TASK BRIEF:
Quote each record exactly, please, leaving none out.

EXTRACTED DATA:
***

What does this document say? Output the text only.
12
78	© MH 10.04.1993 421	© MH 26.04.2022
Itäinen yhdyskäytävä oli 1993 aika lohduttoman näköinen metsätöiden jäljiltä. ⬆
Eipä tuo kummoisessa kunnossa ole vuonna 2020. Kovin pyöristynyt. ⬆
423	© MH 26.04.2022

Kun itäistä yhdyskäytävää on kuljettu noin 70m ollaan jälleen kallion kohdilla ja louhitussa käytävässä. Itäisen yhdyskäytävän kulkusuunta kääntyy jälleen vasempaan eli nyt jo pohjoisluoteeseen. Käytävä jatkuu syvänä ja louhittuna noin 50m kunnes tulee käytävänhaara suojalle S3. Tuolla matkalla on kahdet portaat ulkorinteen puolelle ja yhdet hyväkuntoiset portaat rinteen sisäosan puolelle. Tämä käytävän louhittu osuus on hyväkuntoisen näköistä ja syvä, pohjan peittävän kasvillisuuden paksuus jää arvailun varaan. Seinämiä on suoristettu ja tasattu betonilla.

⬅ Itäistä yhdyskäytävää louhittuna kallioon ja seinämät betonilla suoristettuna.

***

FINAL RESULT:
What does this document say? Output the text only.
12
78	© MH 10.04.1993 421	© MH 26.04.2022
Itäinen yhdyskäytävä oli 1993 aika lohduttoman näköinen metsätöiden jäljiltä. ⬆
Eipä tuo kummoisessa kunnossa ole vuonna 2020. Kovin pyöristynyt. ⬆
423	© MH 26.04.2022

Kun itäistä yhdyskäytävää on kuljettu noin 70m ollaan jälleen kallion kohdilla ja louhitussa käytävässä. Itäisen yhdyskäytävän kulkusuunta kääntyy jälleen vasempaan eli nyt jo pohjoisluoteeseen. Käytävä jatkuu syvänä ja louhittuna noin 50m kunnes tulee käytävänhaara suojalle S3. Tuolla matkalla on kahdet portaat ulkorinteen puolelle ja yhdet hyväkuntoiset portaat rinteen sisäosan puolelle. Tämä käytävän louhittu osuus on hyväkuntoisen näköistä ja syvä, pohjan peittävän kasvillisuuden paksuus jää arvailun varaan. Seinämiä on suoristettu ja tasattu betonilla.

⬅ Itäistä yhdyskäytävää louhittuna kallioon ja seinämät betonilla suoristettuna.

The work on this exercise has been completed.